Your goal – Lines holding the string "JSON" are the ones to copy from this listing.

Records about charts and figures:
------------------------------------------------------------
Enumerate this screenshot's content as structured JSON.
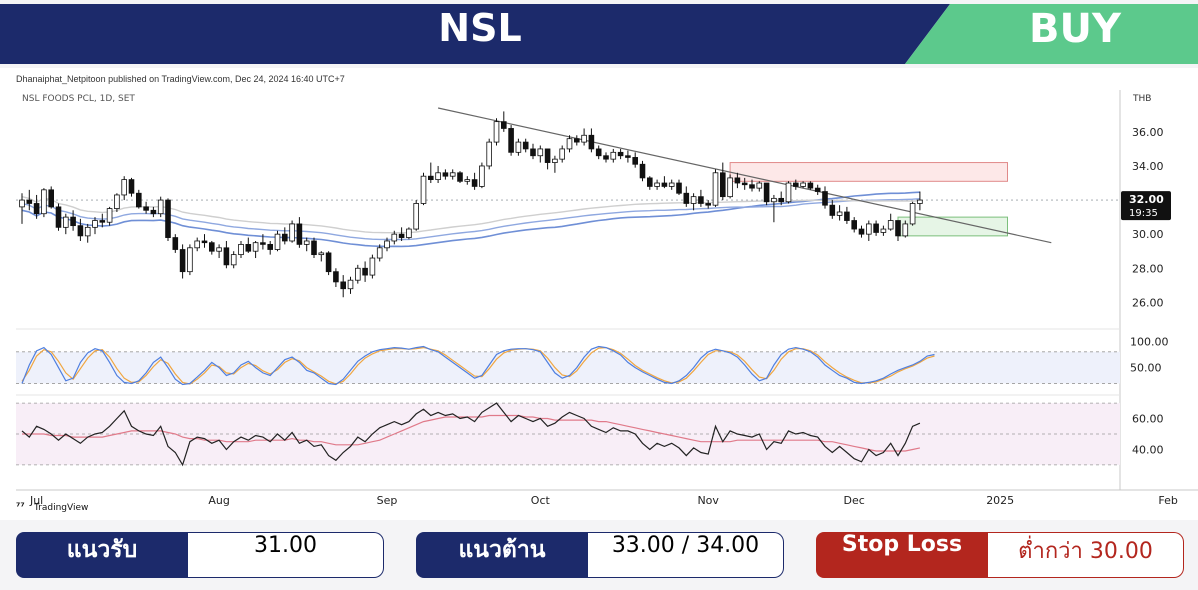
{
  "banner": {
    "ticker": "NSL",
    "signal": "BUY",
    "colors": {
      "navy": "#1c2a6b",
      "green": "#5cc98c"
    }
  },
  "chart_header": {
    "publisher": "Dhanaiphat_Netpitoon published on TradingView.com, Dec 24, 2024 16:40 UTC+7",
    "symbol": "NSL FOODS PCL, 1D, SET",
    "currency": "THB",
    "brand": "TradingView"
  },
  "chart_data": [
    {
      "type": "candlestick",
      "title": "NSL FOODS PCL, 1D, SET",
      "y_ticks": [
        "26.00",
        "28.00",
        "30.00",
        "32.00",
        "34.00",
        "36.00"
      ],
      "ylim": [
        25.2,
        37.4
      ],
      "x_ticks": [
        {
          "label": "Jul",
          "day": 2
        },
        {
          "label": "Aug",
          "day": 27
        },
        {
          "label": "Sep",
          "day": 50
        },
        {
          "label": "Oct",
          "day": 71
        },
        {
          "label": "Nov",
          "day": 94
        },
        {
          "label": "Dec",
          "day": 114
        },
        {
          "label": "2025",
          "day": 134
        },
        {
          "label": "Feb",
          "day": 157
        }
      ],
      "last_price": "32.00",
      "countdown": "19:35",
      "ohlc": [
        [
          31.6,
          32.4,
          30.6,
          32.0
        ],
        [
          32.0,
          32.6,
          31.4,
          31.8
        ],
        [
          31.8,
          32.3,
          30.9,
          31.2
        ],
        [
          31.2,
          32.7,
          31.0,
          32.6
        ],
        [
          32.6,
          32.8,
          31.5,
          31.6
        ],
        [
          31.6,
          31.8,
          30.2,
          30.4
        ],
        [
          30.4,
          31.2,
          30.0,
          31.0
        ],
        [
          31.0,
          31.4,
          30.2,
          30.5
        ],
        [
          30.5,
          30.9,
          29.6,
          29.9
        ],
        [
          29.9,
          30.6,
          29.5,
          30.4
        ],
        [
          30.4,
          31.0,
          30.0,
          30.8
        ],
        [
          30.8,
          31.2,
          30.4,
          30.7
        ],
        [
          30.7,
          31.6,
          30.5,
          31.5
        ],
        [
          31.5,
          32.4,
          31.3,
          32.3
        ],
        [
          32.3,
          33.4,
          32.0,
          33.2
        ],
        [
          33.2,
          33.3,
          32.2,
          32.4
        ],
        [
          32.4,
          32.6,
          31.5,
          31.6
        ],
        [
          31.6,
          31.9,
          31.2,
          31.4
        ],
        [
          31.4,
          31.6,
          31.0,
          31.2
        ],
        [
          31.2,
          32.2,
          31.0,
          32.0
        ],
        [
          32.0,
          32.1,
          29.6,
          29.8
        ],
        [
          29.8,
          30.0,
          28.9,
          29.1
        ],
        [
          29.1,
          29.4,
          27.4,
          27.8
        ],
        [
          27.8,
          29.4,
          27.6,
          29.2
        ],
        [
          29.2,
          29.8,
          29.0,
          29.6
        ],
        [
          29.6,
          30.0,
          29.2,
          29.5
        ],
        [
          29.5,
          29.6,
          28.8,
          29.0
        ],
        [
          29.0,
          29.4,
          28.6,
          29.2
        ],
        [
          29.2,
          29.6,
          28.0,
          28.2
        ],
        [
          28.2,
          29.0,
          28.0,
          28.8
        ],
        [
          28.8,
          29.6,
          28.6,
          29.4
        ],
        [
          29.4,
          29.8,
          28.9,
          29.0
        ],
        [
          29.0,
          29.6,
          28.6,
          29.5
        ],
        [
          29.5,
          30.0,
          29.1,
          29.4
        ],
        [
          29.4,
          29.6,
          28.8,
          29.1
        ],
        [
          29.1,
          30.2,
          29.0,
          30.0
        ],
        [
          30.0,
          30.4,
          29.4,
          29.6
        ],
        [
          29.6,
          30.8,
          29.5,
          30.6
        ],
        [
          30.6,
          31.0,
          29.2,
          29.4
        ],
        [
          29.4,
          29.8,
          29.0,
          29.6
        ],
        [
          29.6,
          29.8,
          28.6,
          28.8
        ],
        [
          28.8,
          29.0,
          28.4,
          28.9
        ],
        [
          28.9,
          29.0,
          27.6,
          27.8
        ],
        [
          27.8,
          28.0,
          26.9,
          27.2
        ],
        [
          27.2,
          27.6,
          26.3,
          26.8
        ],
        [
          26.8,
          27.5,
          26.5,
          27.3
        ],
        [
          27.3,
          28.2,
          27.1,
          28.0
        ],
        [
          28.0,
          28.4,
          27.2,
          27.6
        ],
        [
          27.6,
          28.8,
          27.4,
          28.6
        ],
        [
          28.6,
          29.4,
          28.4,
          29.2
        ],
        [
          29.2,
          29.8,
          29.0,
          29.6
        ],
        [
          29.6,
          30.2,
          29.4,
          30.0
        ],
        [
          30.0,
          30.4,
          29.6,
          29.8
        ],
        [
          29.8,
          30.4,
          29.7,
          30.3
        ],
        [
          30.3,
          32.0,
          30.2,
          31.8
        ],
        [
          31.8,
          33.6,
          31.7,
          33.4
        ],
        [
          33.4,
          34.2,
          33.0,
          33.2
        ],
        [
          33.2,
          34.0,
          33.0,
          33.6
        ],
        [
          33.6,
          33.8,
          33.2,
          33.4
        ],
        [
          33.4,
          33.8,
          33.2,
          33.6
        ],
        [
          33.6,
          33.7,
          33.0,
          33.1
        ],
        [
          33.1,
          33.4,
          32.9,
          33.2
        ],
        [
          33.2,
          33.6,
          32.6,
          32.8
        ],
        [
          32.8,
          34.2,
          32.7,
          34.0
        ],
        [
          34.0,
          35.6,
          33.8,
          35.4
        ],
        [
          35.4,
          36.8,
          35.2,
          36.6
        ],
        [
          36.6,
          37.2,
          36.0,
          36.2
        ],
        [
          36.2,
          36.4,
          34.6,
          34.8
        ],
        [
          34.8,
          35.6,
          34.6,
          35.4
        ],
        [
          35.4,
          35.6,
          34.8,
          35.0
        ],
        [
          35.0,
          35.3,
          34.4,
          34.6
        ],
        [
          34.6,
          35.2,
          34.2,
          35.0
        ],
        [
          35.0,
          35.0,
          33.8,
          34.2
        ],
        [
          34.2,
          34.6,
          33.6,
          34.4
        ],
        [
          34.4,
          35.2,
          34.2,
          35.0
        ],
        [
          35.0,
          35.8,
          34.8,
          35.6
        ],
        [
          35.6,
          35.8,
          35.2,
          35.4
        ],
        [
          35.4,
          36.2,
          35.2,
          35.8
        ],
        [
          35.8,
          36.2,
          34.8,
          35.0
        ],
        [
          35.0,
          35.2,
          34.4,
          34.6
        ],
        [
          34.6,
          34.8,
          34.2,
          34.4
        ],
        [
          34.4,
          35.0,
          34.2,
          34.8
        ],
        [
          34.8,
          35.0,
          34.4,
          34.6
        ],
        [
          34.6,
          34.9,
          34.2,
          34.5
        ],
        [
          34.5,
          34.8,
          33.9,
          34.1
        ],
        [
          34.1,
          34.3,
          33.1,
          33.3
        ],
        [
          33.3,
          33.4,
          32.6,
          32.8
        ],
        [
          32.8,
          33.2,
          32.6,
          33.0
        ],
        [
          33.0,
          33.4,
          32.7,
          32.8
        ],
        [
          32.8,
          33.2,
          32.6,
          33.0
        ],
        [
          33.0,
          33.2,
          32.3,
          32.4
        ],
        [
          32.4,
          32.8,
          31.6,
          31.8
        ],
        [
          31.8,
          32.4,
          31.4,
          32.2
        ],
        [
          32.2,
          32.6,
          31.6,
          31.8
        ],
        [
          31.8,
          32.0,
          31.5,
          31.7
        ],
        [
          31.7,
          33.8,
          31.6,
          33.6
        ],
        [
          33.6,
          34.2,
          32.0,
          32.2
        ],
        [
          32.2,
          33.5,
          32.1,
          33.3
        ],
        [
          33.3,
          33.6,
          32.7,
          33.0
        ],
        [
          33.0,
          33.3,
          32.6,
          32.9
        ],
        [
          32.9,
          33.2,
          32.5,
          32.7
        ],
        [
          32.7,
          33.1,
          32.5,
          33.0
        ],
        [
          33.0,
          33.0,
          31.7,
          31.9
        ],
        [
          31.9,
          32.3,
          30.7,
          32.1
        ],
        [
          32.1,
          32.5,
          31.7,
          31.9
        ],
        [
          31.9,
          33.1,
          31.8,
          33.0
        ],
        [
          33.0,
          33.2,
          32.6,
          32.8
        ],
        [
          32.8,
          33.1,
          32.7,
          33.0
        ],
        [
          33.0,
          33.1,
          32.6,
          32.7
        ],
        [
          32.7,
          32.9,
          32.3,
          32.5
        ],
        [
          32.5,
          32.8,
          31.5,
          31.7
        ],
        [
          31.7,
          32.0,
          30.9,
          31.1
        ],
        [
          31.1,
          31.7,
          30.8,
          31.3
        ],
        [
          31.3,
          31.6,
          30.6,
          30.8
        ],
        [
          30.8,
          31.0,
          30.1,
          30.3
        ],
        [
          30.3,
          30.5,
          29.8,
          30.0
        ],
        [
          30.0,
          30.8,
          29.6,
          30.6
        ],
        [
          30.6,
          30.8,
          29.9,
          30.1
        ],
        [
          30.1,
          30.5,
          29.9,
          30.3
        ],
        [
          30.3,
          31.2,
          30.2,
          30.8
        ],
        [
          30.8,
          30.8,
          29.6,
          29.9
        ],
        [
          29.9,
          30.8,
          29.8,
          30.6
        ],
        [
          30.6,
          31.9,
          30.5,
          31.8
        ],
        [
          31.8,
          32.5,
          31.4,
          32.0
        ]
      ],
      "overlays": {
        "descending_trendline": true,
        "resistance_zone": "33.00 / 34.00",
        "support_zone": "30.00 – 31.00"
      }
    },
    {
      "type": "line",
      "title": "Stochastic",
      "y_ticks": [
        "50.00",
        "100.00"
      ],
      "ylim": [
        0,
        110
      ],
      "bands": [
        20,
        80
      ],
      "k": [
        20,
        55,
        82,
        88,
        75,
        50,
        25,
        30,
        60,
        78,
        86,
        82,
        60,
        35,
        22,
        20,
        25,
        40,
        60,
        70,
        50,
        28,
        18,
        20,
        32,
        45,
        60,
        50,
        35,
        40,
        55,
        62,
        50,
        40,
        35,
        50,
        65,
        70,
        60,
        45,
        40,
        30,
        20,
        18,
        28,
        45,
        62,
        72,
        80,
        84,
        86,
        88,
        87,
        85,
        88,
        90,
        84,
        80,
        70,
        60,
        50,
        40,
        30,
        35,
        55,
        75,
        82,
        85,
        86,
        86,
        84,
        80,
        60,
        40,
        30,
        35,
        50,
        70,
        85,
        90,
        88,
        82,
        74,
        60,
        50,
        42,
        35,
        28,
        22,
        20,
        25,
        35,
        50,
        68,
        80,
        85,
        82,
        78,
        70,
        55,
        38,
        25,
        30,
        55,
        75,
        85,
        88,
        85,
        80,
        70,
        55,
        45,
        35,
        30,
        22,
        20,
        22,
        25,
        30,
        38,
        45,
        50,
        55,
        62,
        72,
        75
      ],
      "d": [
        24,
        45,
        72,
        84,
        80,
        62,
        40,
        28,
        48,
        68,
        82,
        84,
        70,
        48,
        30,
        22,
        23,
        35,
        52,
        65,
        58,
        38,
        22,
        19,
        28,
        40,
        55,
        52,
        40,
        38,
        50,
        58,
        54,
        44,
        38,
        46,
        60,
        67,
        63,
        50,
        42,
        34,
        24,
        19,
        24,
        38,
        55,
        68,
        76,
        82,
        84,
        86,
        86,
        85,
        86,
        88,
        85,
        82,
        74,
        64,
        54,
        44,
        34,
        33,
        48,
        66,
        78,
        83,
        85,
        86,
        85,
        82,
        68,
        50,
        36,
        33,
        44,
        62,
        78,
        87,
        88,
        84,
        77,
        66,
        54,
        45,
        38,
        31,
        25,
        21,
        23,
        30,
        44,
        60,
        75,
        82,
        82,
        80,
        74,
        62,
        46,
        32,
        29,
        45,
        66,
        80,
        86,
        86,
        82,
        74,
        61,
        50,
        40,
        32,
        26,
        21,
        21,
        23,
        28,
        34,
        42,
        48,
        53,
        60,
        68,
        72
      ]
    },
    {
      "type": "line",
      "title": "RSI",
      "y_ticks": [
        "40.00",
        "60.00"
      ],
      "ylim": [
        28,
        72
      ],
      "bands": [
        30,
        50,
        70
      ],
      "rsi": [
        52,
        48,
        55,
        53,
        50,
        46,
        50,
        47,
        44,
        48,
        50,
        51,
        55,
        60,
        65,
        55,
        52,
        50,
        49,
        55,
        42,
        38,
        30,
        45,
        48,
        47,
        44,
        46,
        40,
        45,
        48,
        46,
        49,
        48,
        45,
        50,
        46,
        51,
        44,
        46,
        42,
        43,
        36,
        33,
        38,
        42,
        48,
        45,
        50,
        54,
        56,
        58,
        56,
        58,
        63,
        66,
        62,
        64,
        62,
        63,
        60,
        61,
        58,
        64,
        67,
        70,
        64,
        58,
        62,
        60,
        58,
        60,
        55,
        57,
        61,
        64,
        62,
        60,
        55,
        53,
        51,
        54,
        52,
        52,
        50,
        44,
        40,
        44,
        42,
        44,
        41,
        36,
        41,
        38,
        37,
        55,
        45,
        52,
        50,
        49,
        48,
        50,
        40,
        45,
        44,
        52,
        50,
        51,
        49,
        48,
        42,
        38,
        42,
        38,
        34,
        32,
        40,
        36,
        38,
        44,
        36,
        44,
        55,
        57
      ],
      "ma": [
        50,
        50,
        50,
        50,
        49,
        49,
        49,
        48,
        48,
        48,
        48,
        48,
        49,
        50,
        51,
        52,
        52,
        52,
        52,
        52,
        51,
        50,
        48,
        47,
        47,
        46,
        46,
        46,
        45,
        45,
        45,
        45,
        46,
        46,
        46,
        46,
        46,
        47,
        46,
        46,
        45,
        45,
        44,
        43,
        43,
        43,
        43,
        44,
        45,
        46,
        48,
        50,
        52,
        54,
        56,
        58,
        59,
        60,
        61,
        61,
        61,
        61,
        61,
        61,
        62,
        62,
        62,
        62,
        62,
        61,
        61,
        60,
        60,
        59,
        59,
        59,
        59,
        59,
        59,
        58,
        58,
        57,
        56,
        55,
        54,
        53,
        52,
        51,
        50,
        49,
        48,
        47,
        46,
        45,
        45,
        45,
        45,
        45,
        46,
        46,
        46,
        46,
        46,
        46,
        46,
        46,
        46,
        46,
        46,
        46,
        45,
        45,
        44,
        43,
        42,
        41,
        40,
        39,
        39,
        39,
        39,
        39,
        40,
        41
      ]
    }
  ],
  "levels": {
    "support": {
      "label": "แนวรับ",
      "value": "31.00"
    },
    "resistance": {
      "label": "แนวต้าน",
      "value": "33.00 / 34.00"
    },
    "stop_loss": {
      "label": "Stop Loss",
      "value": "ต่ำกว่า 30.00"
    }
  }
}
------------------------------------------------------------
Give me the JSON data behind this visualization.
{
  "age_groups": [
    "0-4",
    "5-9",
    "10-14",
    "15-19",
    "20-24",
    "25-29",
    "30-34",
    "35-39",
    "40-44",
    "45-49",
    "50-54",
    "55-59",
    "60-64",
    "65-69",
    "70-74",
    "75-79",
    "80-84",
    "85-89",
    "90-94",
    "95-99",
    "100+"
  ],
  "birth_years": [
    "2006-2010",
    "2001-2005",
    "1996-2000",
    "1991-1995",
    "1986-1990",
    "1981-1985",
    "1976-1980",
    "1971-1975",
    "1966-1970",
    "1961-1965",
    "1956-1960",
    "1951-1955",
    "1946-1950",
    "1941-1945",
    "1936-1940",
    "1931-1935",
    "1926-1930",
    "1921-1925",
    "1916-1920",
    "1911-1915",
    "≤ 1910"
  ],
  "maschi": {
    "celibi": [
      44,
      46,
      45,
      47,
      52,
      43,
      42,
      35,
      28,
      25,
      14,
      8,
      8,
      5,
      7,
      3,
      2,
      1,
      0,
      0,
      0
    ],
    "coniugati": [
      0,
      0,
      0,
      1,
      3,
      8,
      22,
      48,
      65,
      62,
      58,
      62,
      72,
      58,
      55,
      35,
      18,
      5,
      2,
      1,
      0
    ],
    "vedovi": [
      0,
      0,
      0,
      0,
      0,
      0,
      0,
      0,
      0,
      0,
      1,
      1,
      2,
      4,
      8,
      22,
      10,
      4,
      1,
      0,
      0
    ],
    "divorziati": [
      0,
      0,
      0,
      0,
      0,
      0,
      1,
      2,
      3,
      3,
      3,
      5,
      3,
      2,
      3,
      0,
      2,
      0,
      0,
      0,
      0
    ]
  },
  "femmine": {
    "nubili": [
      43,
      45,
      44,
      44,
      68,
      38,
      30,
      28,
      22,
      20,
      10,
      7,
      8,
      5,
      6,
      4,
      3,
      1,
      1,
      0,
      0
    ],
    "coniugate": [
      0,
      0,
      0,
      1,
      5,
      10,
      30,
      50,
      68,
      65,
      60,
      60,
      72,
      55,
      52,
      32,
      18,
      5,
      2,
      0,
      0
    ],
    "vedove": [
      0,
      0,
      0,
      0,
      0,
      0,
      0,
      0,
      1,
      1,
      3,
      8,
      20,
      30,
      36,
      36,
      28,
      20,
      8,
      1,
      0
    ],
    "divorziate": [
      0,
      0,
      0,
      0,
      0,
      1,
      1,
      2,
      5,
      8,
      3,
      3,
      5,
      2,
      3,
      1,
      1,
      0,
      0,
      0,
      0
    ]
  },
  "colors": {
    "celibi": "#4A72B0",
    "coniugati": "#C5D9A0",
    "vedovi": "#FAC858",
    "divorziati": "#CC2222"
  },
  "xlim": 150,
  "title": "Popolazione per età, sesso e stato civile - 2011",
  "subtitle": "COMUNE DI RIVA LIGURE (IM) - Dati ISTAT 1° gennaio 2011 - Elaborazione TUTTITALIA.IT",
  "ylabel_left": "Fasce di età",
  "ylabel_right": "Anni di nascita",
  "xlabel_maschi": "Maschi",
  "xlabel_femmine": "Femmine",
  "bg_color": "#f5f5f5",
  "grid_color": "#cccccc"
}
------------------------------------------------------------
Full response –
Enumerate this screenshot's content as structured JSON.
Give me the JSON data behind this visualization.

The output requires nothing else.